Records from a collection of figures:
◆ ◆ ◆ ◆ ◆ ◆ ◆

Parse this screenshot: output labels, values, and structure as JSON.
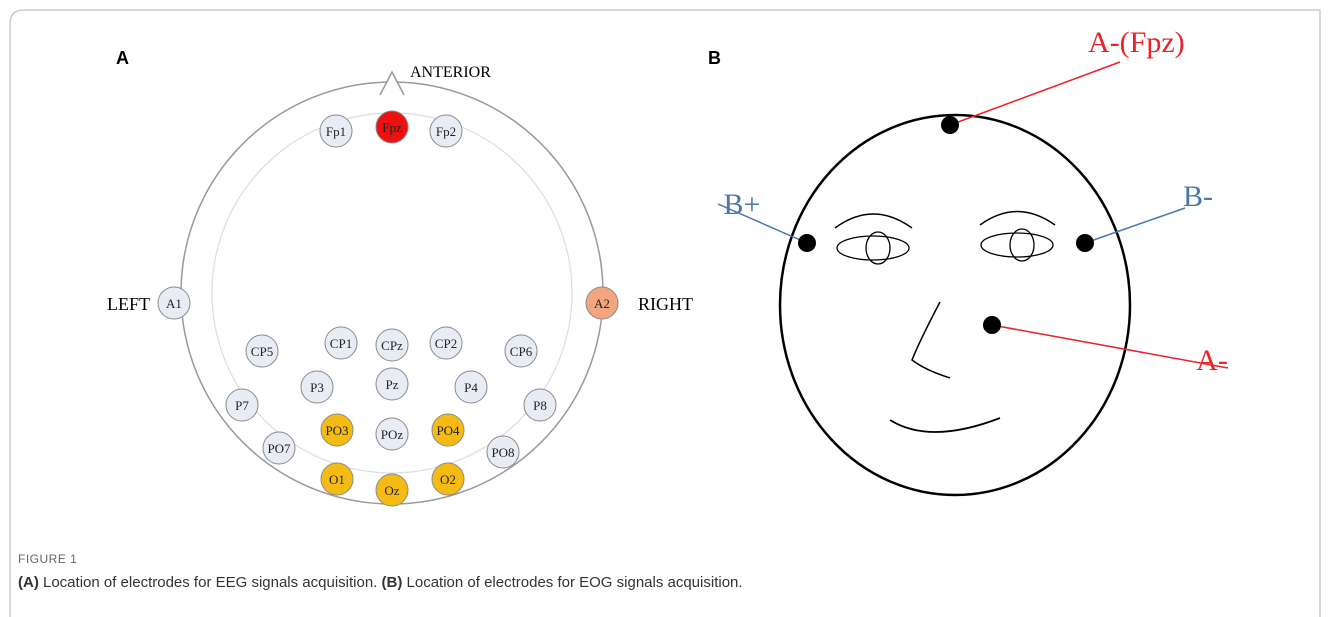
{
  "panel_a": {
    "tag": "A",
    "directions": {
      "anterior": "ANTERIOR",
      "left": "LEFT",
      "right": "RIGHT"
    },
    "electrodes": [
      {
        "label": "Fp1",
        "color": "#e8edf5"
      },
      {
        "label": "Fpz",
        "color": "#ee1111"
      },
      {
        "label": "Fp2",
        "color": "#e8edf5"
      },
      {
        "label": "A1",
        "color": "#e8edf5"
      },
      {
        "label": "A2",
        "color": "#f2a57e"
      },
      {
        "label": "CP5",
        "color": "#e8edf5"
      },
      {
        "label": "CP1",
        "color": "#e8edf5"
      },
      {
        "label": "CPz",
        "color": "#e8edf5"
      },
      {
        "label": "CP2",
        "color": "#e8edf5"
      },
      {
        "label": "CP6",
        "color": "#e8edf5"
      },
      {
        "label": "P3",
        "color": "#e8edf5"
      },
      {
        "label": "Pz",
        "color": "#e8edf5"
      },
      {
        "label": "P4",
        "color": "#e8edf5"
      },
      {
        "label": "P7",
        "color": "#e8edf5"
      },
      {
        "label": "P8",
        "color": "#e8edf5"
      },
      {
        "label": "PO7",
        "color": "#e8edf5"
      },
      {
        "label": "PO3",
        "color": "#f5bb12"
      },
      {
        "label": "POz",
        "color": "#e8edf5"
      },
      {
        "label": "PO4",
        "color": "#f5bb12"
      },
      {
        "label": "PO8",
        "color": "#e8edf5"
      },
      {
        "label": "O1",
        "color": "#f5bb12"
      },
      {
        "label": "Oz",
        "color": "#f5bb12"
      },
      {
        "label": "O2",
        "color": "#f5bb12"
      }
    ]
  },
  "panel_b": {
    "tag": "B",
    "electrodes": [
      {
        "label": "A-(Fpz)",
        "color": "#e8232a"
      },
      {
        "label": "B+",
        "color": "#4a78a8"
      },
      {
        "label": "B-",
        "color": "#4a78a8"
      },
      {
        "label": "A-",
        "color": "#e8232a"
      }
    ]
  },
  "caption": {
    "figure": "FIGURE 1",
    "a_tag": "(A)",
    "a_text": "Location of electrodes for EEG signals acquisition.",
    "b_tag": "(B)",
    "b_text": "Location of electrodes for EOG signals acquisition."
  }
}
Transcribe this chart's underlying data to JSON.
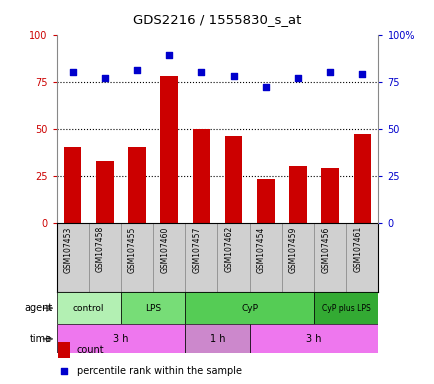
{
  "title": "GDS2216 / 1555830_s_at",
  "samples": [
    "GSM107453",
    "GSM107458",
    "GSM107455",
    "GSM107460",
    "GSM107457",
    "GSM107462",
    "GSM107454",
    "GSM107459",
    "GSM107456",
    "GSM107461"
  ],
  "counts": [
    40,
    33,
    40,
    78,
    50,
    46,
    23,
    30,
    29,
    47
  ],
  "percentiles": [
    80,
    77,
    81,
    89,
    80,
    78,
    72,
    77,
    80,
    79
  ],
  "bar_color": "#cc0000",
  "dot_color": "#0000cc",
  "ylim_left": [
    0,
    100
  ],
  "ylim_right": [
    0,
    100
  ],
  "yticks_left": [
    0,
    25,
    50,
    75,
    100
  ],
  "yticks_right": [
    0,
    25,
    50,
    75,
    100
  ],
  "ytick_labels_right": [
    "0",
    "25",
    "50",
    "75",
    "100%"
  ],
  "hlines": [
    25,
    50,
    75
  ],
  "agent_groups": [
    {
      "label": "control",
      "start": 0,
      "end": 2,
      "color": "#b3f0b3"
    },
    {
      "label": "LPS",
      "start": 2,
      "end": 4,
      "color": "#77dd77"
    },
    {
      "label": "CyP",
      "start": 4,
      "end": 8,
      "color": "#55cc55"
    },
    {
      "label": "CyP plus LPS",
      "start": 8,
      "end": 10,
      "color": "#33aa33"
    }
  ],
  "time_groups": [
    {
      "label": "3 h",
      "start": 0,
      "end": 4,
      "color": "#ee77ee"
    },
    {
      "label": "1 h",
      "start": 4,
      "end": 6,
      "color": "#cc88cc"
    },
    {
      "label": "3 h",
      "start": 6,
      "end": 10,
      "color": "#ee77ee"
    }
  ],
  "sample_box_color": "#d0d0d0",
  "sample_box_edge": "#888888",
  "legend_count_color": "#cc0000",
  "legend_pct_color": "#0000cc",
  "background_color": "#ffffff",
  "tick_label_color_left": "#cc0000",
  "tick_label_color_right": "#0000cc"
}
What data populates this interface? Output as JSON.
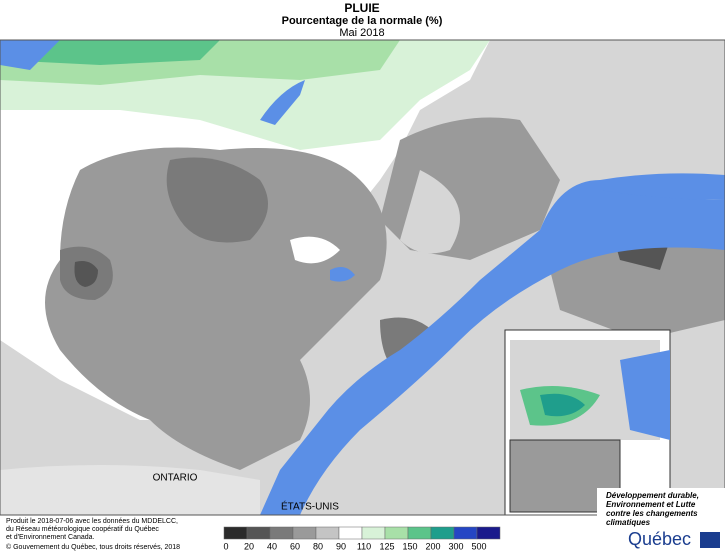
{
  "header": {
    "title": "PLUIE",
    "subtitle": "Pourcentage de la normale (%)",
    "period": "Mai 2018"
  },
  "map_labels": {
    "ontario": "ONTARIO",
    "usa": "ÉTATS-UNIS"
  },
  "legend": {
    "ticks": [
      "0",
      "20",
      "40",
      "60",
      "80",
      "90",
      "110",
      "125",
      "150",
      "200",
      "300",
      "500"
    ],
    "colors": [
      "#2b2b2b",
      "#555555",
      "#7a7a7a",
      "#9a9a9a",
      "#c4c4c4",
      "#ffffff",
      "#d8f2d8",
      "#a8e0a8",
      "#5cc48a",
      "#1f9e8c",
      "#2546c4",
      "#1a1a8c"
    ]
  },
  "credits": [
    "Produit le 2018-07-06 avec les données du MDDELCC,",
    "du Réseau météorologique coopératif du Québec",
    "et d'Environnement Canada.",
    "© Gouvernement du Québec, tous droits réservés, 2018"
  ],
  "logo": {
    "lines": [
      "Développement durable,",
      "Environnement et Lutte",
      "contre les changements",
      "climatiques"
    ],
    "name": "Québec"
  }
}
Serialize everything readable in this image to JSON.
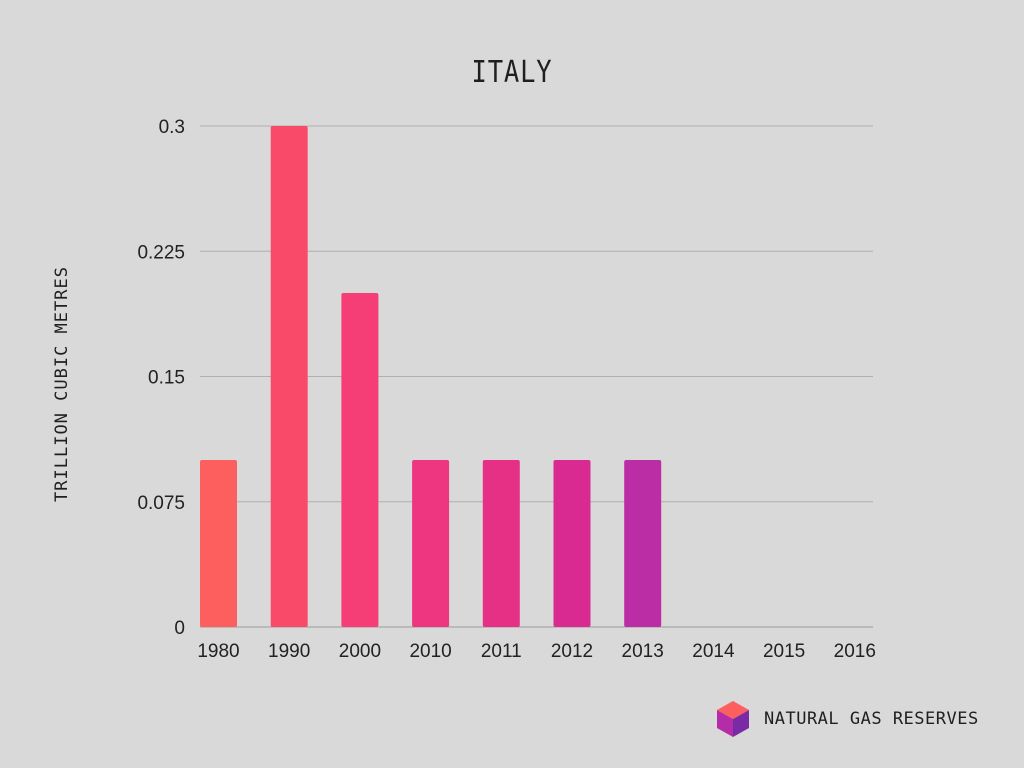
{
  "chart_data": {
    "type": "bar",
    "title": "ITALY",
    "xlabel": "",
    "ylabel": "TRILLION CUBIC METRES",
    "categories": [
      "1980",
      "1990",
      "2000",
      "2010",
      "2011",
      "2012",
      "2013",
      "2014",
      "2015",
      "2016"
    ],
    "values": [
      0.1,
      0.3,
      0.2,
      0.1,
      0.1,
      0.1,
      0.1,
      0,
      0,
      0
    ],
    "ylim": [
      0,
      0.3
    ],
    "yticks": [
      "0",
      "0.075",
      "0.15",
      "0.225",
      "0.3"
    ],
    "ytick_values": [
      0,
      0.075,
      0.15,
      0.225,
      0.3
    ],
    "grid": true,
    "bar_colors": [
      "#fd5f5f",
      "#fa4a6a",
      "#f53e75",
      "#ee357f",
      "#e63086",
      "#d92a92",
      "#bb2da4",
      "#b52ca8",
      "#b02baa",
      "#a92aad"
    ]
  },
  "brand": {
    "label": "NATURAL GAS RESERVES",
    "colors": [
      "#fd5f5f",
      "#b52ca8",
      "#7a2aa5"
    ]
  }
}
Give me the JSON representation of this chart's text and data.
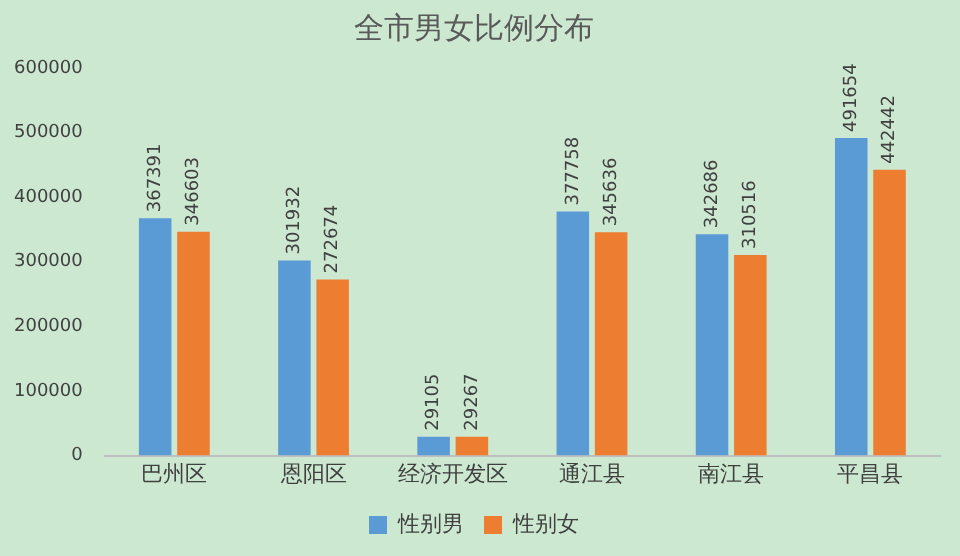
{
  "chart_data": {
    "type": "bar",
    "title": "全市男女比例分布",
    "categories": [
      "巴州区",
      "恩阳区",
      "经济开发区",
      "通江县",
      "南江县",
      "平昌县"
    ],
    "series": [
      {
        "name": "性别男",
        "color": "#5b9bd5",
        "values": [
          367391,
          301932,
          29105,
          377758,
          342686,
          491654
        ]
      },
      {
        "name": "性别女",
        "color": "#ed7d31",
        "values": [
          346603,
          272674,
          29267,
          345636,
          310516,
          442442
        ]
      }
    ],
    "ylim": [
      0,
      600000
    ],
    "yticks": [
      0,
      100000,
      200000,
      300000,
      400000,
      500000,
      600000
    ],
    "data_labels": true,
    "legend": "bottom"
  }
}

◆ ◆ ◆ ◆ ◆ ◆ ◆

Problem statement: Locate the lines above that contain "Québec" and copy them.

Complete response:
    "du Réseau météorologique coopératif du Québec",
    "© Gouvernement du Québec, tous droits réservés, 2018"
    "name": "Québec"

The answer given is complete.